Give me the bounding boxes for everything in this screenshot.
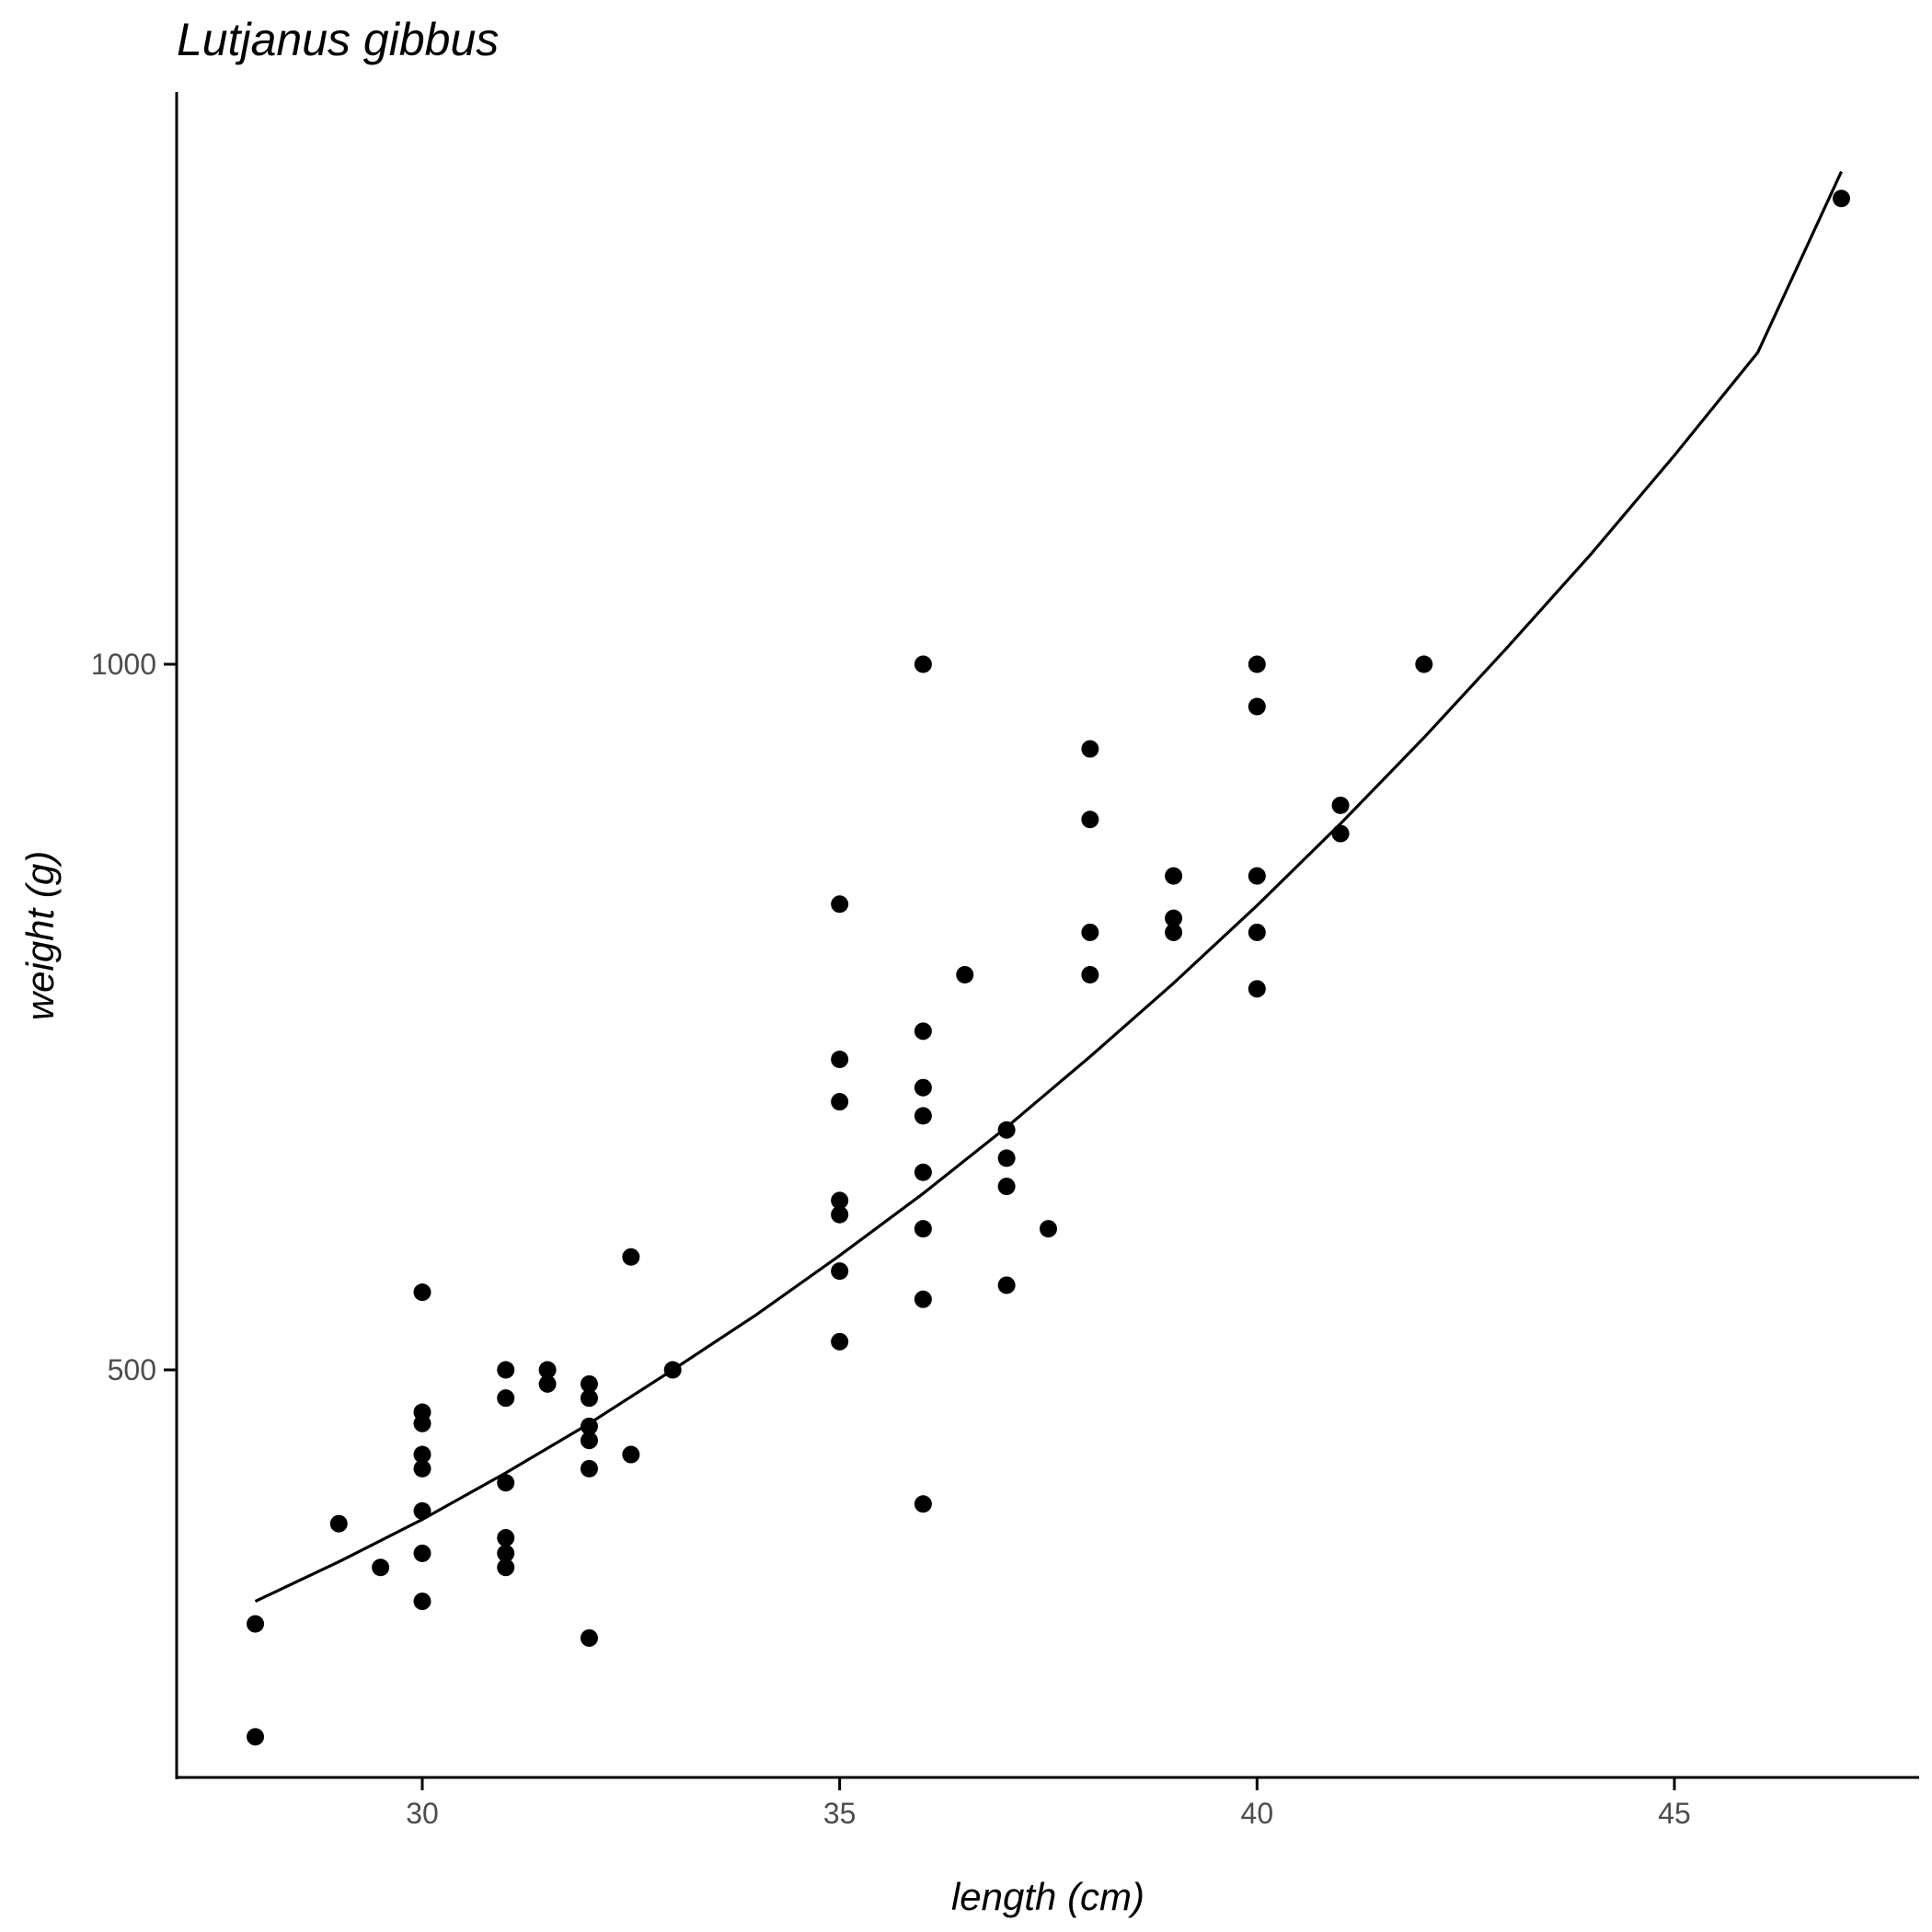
data-point xyxy=(580,1417,598,1435)
data-point xyxy=(247,1615,265,1633)
x-tick-label: 30 xyxy=(406,1797,439,1830)
y-tick-label: 1000 xyxy=(91,648,156,681)
fit-curve xyxy=(254,170,1843,1604)
y-axis-ticks: 500 1000 xyxy=(91,648,177,1386)
x-tick-label: 35 xyxy=(823,1797,857,1830)
data-point xyxy=(1248,655,1266,673)
data-point xyxy=(956,965,974,983)
data-point xyxy=(538,1374,557,1393)
data-point xyxy=(914,1495,932,1513)
data-point xyxy=(1165,923,1183,941)
data-point xyxy=(497,1558,515,1577)
data-points xyxy=(247,190,1850,1746)
data-point xyxy=(1331,796,1350,814)
data-point xyxy=(914,1022,932,1041)
x-tick-label: 45 xyxy=(1658,1797,1691,1830)
x-axis-ticks: 30 35 40 45 xyxy=(406,1777,1691,1830)
data-point xyxy=(497,1361,515,1379)
data-point xyxy=(1832,190,1850,208)
data-point xyxy=(580,1628,598,1647)
x-axis-title: length (cm) xyxy=(951,1875,1144,1918)
data-point xyxy=(914,1290,932,1308)
data-point xyxy=(413,1445,431,1464)
data-point xyxy=(580,1459,598,1478)
data-point xyxy=(538,1361,557,1379)
data-point xyxy=(914,1163,932,1181)
data-point xyxy=(497,1474,515,1492)
data-point xyxy=(497,1529,515,1547)
data-point xyxy=(831,1093,849,1111)
data-point xyxy=(831,1051,849,1069)
data-point xyxy=(831,1205,849,1224)
data-point xyxy=(247,1728,265,1746)
data-point xyxy=(1081,923,1099,941)
data-point xyxy=(997,1276,1016,1294)
data-point xyxy=(914,655,932,673)
data-point xyxy=(1415,655,1433,673)
data-point xyxy=(1248,867,1266,885)
data-point xyxy=(1081,811,1099,829)
data-point xyxy=(914,1107,932,1125)
data-point xyxy=(831,1191,849,1210)
data-point xyxy=(622,1445,640,1464)
data-point xyxy=(1165,867,1183,885)
data-point xyxy=(580,1374,598,1393)
data-point xyxy=(372,1558,390,1577)
data-point xyxy=(831,895,849,914)
data-point xyxy=(413,1501,431,1520)
data-point xyxy=(1248,980,1266,998)
data-point xyxy=(497,1544,515,1562)
data-point xyxy=(413,1283,431,1302)
y-tick-label: 500 xyxy=(108,1353,156,1386)
data-point xyxy=(997,1121,1016,1139)
data-point xyxy=(1040,1220,1057,1238)
data-point xyxy=(663,1361,682,1379)
data-point xyxy=(1081,740,1099,758)
data-point xyxy=(413,1414,431,1432)
chart-title: Lutjanus gibbus xyxy=(177,14,499,65)
data-point xyxy=(622,1248,640,1266)
data-point xyxy=(997,1178,1016,1196)
data-point xyxy=(1248,697,1266,716)
data-point xyxy=(413,1593,431,1611)
x-tick-label: 40 xyxy=(1241,1797,1274,1830)
data-point xyxy=(831,1262,849,1281)
data-point xyxy=(1248,923,1266,941)
y-axis-title: weight (g) xyxy=(18,851,62,1020)
data-point xyxy=(1331,824,1350,843)
data-point xyxy=(497,1389,515,1408)
data-point xyxy=(831,1332,849,1351)
data-point xyxy=(413,1459,431,1478)
data-point xyxy=(580,1432,598,1450)
data-point xyxy=(1081,965,1099,983)
data-point xyxy=(329,1514,348,1533)
data-point xyxy=(580,1389,598,1408)
plot-area xyxy=(247,170,1850,1746)
data-point xyxy=(413,1544,431,1562)
data-point xyxy=(914,1220,932,1238)
data-point xyxy=(914,1078,932,1097)
data-point xyxy=(997,1149,1016,1167)
data-point xyxy=(1165,909,1183,927)
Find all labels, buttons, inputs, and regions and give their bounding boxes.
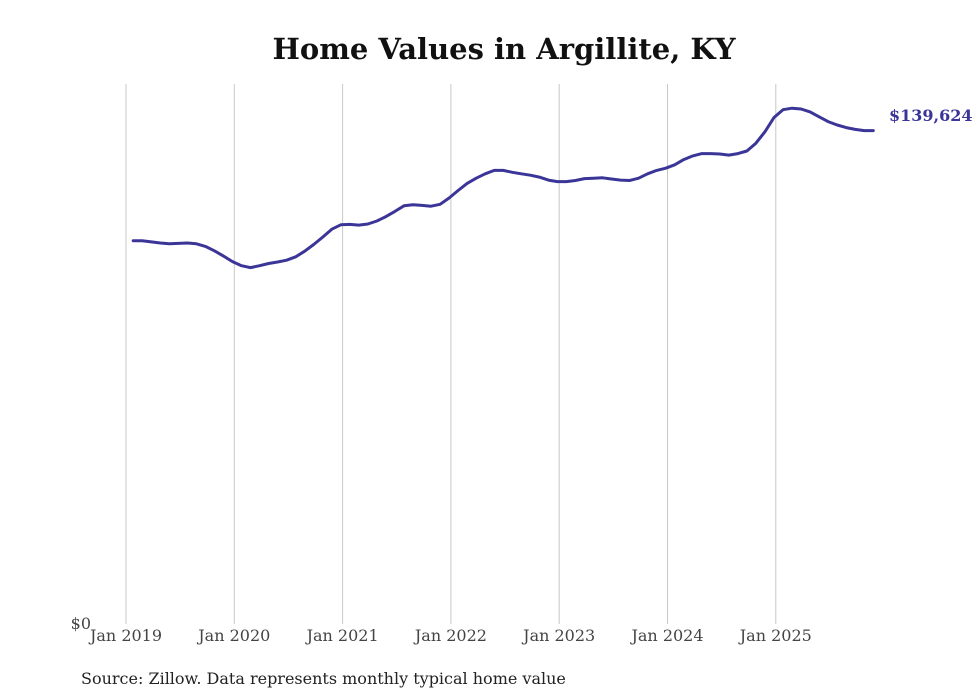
────────
WHAT IS BEING ASKED:
Turn the listing above into a numbered list, one item per line, skipping any blank lines and leaving out the pictures.

EXERCISE RESULT:
1. Give me the bounding boxes for everything in this screenshot.
2. data-point xyxy=(580,1417,598,1435)
3. data-point xyxy=(247,1615,265,1633)
4. x-tick-label: 30 xyxy=(406,1797,439,1830)
5. y-tick-label: 1000 xyxy=(91,648,156,681)
6. fit-curve xyxy=(254,170,1843,1604)
7. y-axis-ticks: 500 1000 xyxy=(91,648,177,1386)
8. x-tick-label: 35 xyxy=(823,1797,857,1830)
9. data-point xyxy=(1248,655,1266,673)
10. data-point xyxy=(956,965,974,983)
11. data-point xyxy=(538,1374,557,1393)
12. data-point xyxy=(914,1495,932,1513)
13. data-point xyxy=(1165,923,1183,941)
14. data-point xyxy=(497,1558,515,1577)
15. data-points xyxy=(247,190,1850,1746)
16. data-point xyxy=(1331,796,1350,814)
17. data-point xyxy=(914,1022,932,1041)
18. x-tick-label: 45 xyxy=(1658,1797,1691,1830)
19. x-axis-ticks: 30 35 40 45 xyxy=(406,1777,1691,1830)
20. data-point xyxy=(497,1361,515,1379)
21. data-point xyxy=(1832,190,1850,208)
22. data-point xyxy=(580,1628,598,1647)
23. x-axis-title: length (cm) xyxy=(951,1875,1144,1918)
24. data-point xyxy=(914,1290,932,1308)
25. data-point xyxy=(413,1445,431,1464)
26. data-point xyxy=(580,1459,598,1478)
27. data-point xyxy=(538,1361,557,1379)
28. data-point xyxy=(914,1163,932,1181)
29. data-point xyxy=(497,1474,515,1492)
30. data-point xyxy=(497,1529,515,1547)
31. data-point xyxy=(831,1093,849,1111)
32. data-point xyxy=(831,1051,849,1069)
33. data-point xyxy=(831,1205,849,1224)
34. data-point xyxy=(247,1728,265,1746)
35. data-point xyxy=(1081,923,1099,941)
36. data-point xyxy=(997,1276,1016,1294)
37. data-point xyxy=(914,655,932,673)
38. data-point xyxy=(1415,655,1433,673)
39. data-point xyxy=(1248,867,1266,885)
40. data-point xyxy=(1081,811,1099,829)
41. data-point xyxy=(914,1107,932,1125)
42. data-point xyxy=(831,1191,849,1210)
43. data-point xyxy=(622,1445,640,1464)
44. data-point xyxy=(1165,867,1183,885)
45. data-point xyxy=(580,1374,598,1393)
46. data-point xyxy=(372,1558,390,1577)
47. data-point xyxy=(831,895,849,914)
48. data-point xyxy=(413,1501,431,1520)
49. data-point xyxy=(1248,980,1266,998)
50. data-point xyxy=(497,1544,515,1562)
51. data-point xyxy=(413,1283,431,1302)
52. y-tick-label: 500 xyxy=(108,1353,156,1386)
53. data-point xyxy=(997,1121,1016,1139)
54. data-point xyxy=(1040,1220,1057,1238)
55. data-point xyxy=(663,1361,682,1379)
56. data-point xyxy=(1081,740,1099,758)
57. data-point xyxy=(413,1414,431,1432)
58. chart-title: Lutjanus gibbus xyxy=(177,14,499,65)
59. data-point xyxy=(622,1248,640,1266)
60. data-point xyxy=(997,1178,1016,1196)
61. data-point xyxy=(1248,697,1266,716)
62. data-point xyxy=(413,1593,431,1611)
63. x-tick-label: 40 xyxy=(1241,1797,1274,1830)
64. data-point xyxy=(831,1262,849,1281)
65. data-point xyxy=(1248,923,1266,941)
66. y-axis-title: weight (g) xyxy=(18,851,62,1020)
67. data-point xyxy=(1331,824,1350,843)
68. data-point xyxy=(497,1389,515,1408)
69. data-point xyxy=(831,1332,849,1351)
70. data-point xyxy=(413,1459,431,1478)
71. data-point xyxy=(580,1432,598,1450)
72. data-point xyxy=(1081,965,1099,983)
73. data-point xyxy=(329,1514,348,1533)
74. data-point xyxy=(580,1389,598,1408)
75. plot-area xyxy=(247,170,1850,1746)
76. data-point xyxy=(413,1544,431,1562)
77. data-point xyxy=(914,1220,932,1238)
78. data-point xyxy=(914,1078,932,1097)
79. data-point xyxy=(997,1149,1016,1167)
80. data-point xyxy=(1165,909,1183,927)
81. Find all labels, buttons, inputs, and regions and give their bounding boxes.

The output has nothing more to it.